For every line in the data below that contains "南元宫巷以西", copy the line.
--------------------------------------------------
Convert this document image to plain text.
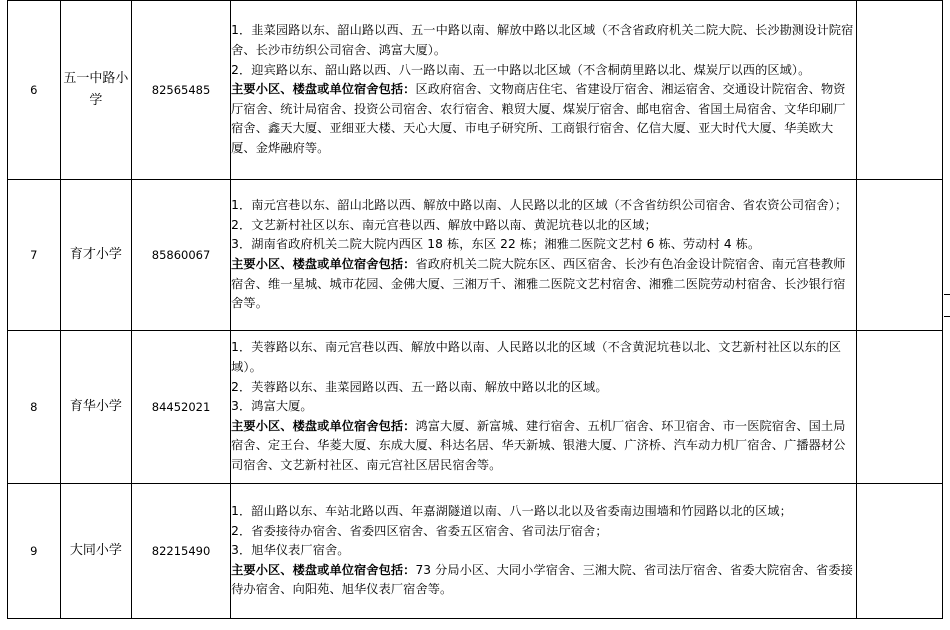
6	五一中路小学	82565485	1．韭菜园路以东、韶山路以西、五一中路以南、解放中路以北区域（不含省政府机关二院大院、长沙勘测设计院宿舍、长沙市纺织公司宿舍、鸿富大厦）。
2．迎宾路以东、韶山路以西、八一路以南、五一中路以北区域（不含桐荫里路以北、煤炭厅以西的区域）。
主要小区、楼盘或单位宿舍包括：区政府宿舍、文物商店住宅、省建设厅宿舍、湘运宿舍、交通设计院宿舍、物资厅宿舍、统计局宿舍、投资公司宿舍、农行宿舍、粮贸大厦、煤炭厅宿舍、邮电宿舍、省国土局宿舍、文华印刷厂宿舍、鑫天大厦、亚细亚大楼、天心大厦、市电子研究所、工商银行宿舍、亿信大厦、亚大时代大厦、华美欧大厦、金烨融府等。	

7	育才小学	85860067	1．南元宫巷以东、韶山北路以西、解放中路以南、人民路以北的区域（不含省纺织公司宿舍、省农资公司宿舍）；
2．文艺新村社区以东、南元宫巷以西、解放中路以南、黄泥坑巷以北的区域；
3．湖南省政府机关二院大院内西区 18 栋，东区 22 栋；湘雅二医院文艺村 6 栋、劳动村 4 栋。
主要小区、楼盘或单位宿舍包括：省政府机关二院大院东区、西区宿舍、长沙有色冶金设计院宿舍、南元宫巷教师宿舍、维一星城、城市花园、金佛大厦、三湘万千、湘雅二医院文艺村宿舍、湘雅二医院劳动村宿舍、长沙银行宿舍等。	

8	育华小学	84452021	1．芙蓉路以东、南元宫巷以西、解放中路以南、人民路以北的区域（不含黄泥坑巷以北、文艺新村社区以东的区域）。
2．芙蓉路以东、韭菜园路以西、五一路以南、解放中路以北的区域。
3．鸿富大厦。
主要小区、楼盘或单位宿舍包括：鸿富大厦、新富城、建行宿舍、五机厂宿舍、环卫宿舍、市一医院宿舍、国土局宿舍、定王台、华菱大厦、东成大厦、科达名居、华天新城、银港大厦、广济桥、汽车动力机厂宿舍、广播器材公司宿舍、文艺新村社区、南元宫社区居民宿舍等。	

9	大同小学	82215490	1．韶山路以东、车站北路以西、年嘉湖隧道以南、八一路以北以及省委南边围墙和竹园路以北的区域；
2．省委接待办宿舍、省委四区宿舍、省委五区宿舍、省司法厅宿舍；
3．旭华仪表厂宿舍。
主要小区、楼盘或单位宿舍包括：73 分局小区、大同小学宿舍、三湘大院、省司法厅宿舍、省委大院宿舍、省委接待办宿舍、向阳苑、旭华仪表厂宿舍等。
--------------------------------------------------
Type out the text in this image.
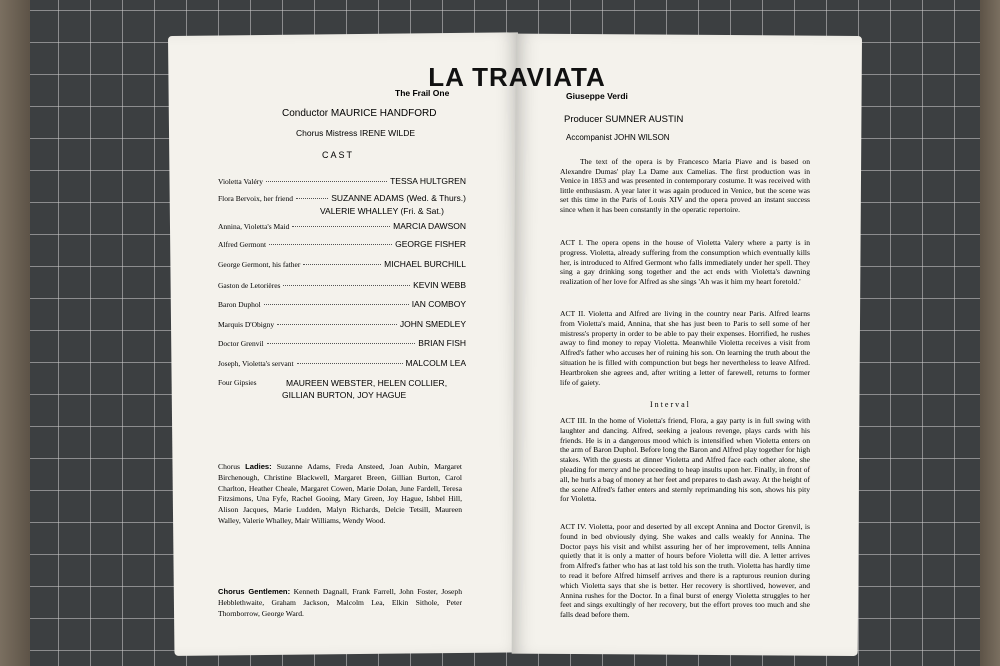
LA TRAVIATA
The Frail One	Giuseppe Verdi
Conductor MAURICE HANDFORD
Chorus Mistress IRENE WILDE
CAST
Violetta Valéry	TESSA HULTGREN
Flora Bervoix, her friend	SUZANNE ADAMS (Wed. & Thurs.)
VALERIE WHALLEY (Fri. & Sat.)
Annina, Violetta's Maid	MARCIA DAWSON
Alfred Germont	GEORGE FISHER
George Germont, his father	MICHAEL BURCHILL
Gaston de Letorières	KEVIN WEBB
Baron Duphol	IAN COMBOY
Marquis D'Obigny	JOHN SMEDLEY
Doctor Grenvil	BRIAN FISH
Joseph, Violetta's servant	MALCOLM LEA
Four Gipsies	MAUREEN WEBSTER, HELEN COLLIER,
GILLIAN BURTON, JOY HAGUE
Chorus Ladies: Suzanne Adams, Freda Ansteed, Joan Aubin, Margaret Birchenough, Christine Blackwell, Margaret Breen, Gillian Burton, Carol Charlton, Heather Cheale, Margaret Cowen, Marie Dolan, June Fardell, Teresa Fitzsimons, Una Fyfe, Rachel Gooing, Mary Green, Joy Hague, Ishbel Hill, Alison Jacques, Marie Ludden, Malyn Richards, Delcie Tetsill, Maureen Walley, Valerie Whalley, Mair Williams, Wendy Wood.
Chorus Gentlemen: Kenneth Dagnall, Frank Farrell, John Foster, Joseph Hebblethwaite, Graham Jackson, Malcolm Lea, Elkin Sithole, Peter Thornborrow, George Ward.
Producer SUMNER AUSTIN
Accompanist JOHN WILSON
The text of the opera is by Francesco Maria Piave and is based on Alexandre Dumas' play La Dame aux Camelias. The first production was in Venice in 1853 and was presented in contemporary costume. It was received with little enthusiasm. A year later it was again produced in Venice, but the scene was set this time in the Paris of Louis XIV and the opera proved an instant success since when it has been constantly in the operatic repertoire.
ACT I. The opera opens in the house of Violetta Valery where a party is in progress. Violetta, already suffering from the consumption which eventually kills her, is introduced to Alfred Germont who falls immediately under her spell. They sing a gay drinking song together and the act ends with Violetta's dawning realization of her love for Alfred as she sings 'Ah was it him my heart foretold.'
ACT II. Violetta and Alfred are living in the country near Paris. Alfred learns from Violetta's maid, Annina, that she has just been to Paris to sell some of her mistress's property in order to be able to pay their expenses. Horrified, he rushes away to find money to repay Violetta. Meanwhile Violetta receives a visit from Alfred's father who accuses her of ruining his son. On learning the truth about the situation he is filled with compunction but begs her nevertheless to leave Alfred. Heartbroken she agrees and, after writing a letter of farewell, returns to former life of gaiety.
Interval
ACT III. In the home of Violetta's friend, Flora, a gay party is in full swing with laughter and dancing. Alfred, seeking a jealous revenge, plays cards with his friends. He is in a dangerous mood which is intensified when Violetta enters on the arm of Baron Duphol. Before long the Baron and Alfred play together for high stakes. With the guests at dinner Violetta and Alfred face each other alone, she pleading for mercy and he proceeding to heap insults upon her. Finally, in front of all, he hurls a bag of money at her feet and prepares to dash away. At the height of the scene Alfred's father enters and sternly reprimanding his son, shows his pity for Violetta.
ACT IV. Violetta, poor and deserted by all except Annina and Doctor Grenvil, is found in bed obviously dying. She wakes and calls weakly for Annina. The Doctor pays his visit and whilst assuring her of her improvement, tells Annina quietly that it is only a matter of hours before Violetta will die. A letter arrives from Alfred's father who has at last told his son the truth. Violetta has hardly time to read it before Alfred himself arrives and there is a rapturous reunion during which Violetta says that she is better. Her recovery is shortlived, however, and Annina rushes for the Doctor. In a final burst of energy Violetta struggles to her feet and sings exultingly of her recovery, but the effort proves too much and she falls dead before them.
--------------------------------------------------
Written answer =
2．文艺新村社区以东、南元宫巷以西、解放中路以南、黄泥坑巷以北的区域；
8	育华小学	84452021	1．芙蓉路以东、南元宫巷以西、解放中路以南、人民路以北的区域（不含黄泥坑巷以北、文艺新村社区以东的区域）。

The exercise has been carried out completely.